Exercise prompt: Answer with a single number: how many lines in the listing below include "example"?

+++ Provided records

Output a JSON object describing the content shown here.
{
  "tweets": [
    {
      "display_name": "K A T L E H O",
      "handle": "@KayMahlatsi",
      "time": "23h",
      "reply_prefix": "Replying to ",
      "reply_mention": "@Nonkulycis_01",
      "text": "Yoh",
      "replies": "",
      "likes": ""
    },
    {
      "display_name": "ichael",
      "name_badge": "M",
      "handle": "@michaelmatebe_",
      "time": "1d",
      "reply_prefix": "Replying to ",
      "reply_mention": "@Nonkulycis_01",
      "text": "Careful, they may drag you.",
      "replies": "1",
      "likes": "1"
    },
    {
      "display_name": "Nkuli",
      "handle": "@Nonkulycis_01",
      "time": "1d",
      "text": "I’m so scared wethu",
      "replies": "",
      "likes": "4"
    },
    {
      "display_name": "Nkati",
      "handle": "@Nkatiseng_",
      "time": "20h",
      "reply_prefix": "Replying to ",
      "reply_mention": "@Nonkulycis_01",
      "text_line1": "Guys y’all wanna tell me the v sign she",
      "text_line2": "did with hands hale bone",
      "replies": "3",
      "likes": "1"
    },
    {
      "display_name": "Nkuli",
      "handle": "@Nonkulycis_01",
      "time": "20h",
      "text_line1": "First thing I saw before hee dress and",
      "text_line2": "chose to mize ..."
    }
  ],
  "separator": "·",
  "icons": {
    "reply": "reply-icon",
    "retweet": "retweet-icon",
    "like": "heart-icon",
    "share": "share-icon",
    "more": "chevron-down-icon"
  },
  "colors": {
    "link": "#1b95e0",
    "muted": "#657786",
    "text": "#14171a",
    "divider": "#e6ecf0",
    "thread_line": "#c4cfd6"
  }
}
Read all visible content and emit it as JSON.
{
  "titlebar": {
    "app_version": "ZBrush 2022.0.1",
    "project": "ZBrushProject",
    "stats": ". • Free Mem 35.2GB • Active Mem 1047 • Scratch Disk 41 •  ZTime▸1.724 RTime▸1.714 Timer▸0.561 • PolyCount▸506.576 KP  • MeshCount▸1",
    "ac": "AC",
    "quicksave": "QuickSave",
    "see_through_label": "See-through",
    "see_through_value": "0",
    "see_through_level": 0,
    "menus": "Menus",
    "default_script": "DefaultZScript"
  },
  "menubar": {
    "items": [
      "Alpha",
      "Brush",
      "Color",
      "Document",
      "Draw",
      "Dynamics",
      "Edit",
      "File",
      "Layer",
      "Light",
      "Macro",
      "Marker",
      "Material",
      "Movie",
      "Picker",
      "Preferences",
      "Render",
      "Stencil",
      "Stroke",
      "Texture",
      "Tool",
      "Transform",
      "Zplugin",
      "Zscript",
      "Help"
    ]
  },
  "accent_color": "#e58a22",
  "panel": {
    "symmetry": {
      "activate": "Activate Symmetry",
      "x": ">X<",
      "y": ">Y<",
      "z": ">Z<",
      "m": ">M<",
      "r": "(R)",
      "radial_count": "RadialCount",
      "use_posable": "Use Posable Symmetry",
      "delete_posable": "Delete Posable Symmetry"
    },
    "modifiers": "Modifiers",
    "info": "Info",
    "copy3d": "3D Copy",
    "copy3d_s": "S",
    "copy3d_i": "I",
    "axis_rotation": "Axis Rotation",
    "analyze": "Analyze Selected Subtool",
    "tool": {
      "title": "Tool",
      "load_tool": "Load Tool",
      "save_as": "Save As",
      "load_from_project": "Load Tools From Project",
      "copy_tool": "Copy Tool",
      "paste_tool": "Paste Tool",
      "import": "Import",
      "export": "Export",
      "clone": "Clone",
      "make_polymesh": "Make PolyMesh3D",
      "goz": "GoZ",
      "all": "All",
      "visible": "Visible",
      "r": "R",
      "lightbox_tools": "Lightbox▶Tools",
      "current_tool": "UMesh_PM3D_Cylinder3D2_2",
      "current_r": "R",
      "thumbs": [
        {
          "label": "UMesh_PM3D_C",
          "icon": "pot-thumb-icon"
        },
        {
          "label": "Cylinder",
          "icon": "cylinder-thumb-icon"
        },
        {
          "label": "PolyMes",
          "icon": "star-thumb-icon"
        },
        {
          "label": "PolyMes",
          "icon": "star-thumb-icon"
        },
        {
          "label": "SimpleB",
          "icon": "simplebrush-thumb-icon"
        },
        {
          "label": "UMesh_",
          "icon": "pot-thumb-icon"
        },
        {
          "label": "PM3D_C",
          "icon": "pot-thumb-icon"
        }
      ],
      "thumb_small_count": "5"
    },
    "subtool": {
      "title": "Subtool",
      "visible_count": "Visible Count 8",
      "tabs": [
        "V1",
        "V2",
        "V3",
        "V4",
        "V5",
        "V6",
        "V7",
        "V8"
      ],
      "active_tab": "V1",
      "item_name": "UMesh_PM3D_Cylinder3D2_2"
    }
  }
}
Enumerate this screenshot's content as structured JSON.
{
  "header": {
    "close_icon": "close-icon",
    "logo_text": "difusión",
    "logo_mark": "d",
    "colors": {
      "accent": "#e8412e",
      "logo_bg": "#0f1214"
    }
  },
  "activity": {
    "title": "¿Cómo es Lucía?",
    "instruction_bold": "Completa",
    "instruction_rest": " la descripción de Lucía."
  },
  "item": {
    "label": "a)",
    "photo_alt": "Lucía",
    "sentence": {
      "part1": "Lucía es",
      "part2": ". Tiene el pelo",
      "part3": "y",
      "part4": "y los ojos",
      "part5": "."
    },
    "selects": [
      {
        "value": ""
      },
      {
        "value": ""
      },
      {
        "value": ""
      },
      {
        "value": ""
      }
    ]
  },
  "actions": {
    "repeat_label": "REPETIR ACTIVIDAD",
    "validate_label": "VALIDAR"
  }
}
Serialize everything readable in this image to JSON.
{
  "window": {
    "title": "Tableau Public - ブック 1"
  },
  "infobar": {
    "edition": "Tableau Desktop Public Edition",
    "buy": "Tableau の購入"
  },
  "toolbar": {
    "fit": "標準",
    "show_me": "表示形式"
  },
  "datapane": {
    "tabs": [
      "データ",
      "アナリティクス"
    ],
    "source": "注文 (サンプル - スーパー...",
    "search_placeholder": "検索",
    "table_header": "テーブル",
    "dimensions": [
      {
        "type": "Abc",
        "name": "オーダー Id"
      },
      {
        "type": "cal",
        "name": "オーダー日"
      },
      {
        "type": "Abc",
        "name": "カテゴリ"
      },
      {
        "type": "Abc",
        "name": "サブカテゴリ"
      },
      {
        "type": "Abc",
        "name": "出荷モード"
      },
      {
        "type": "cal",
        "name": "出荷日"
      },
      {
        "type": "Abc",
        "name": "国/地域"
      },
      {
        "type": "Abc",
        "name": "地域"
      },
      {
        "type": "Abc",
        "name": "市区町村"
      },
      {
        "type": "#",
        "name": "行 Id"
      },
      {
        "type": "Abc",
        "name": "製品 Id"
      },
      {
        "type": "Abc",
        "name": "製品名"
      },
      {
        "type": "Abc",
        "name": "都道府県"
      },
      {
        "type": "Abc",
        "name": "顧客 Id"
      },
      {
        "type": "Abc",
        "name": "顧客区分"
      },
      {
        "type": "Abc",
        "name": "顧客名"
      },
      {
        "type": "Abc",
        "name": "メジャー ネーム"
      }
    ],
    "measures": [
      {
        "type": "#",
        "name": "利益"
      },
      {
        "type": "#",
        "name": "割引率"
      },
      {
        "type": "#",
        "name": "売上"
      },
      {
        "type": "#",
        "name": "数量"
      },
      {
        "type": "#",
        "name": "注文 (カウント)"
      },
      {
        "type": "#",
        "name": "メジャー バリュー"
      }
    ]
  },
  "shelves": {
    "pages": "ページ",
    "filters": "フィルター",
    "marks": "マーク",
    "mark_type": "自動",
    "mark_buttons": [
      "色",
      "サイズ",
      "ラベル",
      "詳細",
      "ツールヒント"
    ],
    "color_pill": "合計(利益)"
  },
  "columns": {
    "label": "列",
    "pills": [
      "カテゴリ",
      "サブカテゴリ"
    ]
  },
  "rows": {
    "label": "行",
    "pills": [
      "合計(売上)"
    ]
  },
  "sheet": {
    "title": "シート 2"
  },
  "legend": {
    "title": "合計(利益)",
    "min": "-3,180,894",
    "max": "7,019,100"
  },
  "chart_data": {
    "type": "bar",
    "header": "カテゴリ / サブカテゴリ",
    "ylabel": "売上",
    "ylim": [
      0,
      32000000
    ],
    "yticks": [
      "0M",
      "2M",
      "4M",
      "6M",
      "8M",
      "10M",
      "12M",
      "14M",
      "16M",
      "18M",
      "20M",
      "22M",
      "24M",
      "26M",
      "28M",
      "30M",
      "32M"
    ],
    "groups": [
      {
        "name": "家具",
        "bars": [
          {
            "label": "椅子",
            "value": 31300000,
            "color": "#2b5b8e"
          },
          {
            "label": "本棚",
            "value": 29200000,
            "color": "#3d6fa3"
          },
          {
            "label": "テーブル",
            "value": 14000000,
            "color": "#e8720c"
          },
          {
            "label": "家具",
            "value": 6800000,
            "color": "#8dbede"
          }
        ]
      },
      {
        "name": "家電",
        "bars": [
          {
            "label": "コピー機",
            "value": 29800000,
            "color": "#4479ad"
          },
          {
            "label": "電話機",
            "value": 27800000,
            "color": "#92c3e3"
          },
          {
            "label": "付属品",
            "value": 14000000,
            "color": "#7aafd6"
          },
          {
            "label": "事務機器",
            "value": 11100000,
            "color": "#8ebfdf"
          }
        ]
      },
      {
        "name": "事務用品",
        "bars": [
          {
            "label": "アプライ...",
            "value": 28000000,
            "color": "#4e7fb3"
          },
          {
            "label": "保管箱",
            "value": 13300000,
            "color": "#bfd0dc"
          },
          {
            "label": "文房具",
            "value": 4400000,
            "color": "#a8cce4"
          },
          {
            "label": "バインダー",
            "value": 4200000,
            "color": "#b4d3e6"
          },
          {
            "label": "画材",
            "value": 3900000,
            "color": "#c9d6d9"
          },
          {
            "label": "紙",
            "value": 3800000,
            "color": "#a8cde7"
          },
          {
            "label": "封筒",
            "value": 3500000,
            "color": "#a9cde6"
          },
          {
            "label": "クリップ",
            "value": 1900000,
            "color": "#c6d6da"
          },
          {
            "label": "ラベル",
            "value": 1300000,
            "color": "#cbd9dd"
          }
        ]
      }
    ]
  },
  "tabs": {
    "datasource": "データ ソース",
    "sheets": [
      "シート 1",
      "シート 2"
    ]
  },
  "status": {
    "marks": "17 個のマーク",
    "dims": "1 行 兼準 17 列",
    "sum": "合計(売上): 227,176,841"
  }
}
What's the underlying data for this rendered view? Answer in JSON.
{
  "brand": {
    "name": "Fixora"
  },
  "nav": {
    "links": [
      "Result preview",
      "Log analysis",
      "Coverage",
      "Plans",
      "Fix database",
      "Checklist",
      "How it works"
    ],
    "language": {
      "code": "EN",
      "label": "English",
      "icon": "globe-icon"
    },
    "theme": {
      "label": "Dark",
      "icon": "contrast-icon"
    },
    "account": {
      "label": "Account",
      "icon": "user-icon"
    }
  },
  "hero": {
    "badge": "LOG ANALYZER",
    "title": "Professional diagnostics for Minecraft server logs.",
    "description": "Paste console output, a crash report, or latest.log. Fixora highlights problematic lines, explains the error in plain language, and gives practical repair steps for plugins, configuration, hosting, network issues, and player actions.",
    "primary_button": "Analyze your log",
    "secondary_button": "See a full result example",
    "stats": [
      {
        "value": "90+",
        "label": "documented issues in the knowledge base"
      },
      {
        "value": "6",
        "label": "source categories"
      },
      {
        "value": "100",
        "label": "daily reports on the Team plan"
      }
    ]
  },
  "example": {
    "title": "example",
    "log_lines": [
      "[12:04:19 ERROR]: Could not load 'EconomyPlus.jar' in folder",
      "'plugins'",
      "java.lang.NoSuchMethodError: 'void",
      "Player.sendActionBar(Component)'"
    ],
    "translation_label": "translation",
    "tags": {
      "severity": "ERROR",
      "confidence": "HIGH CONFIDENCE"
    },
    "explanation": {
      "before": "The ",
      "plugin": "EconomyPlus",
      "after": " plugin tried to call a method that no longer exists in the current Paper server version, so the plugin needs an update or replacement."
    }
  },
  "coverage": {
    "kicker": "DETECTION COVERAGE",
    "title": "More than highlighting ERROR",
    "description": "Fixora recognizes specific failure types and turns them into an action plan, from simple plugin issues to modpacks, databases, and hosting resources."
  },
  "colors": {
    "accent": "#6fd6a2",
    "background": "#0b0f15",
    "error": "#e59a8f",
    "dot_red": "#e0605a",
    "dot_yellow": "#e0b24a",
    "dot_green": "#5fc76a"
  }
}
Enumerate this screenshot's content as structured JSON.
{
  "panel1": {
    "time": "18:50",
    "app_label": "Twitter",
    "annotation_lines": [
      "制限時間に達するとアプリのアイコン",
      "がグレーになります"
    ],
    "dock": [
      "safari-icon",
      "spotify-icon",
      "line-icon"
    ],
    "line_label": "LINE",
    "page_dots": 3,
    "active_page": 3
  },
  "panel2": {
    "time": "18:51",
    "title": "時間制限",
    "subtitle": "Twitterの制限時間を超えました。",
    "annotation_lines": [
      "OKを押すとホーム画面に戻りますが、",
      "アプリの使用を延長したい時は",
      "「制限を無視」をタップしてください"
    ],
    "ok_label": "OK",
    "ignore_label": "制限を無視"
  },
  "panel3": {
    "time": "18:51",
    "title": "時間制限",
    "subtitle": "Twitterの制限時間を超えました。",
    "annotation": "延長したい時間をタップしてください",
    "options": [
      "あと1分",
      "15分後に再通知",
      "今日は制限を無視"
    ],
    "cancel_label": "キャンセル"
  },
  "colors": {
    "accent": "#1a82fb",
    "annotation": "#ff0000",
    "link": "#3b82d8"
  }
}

++++++

The solution: 3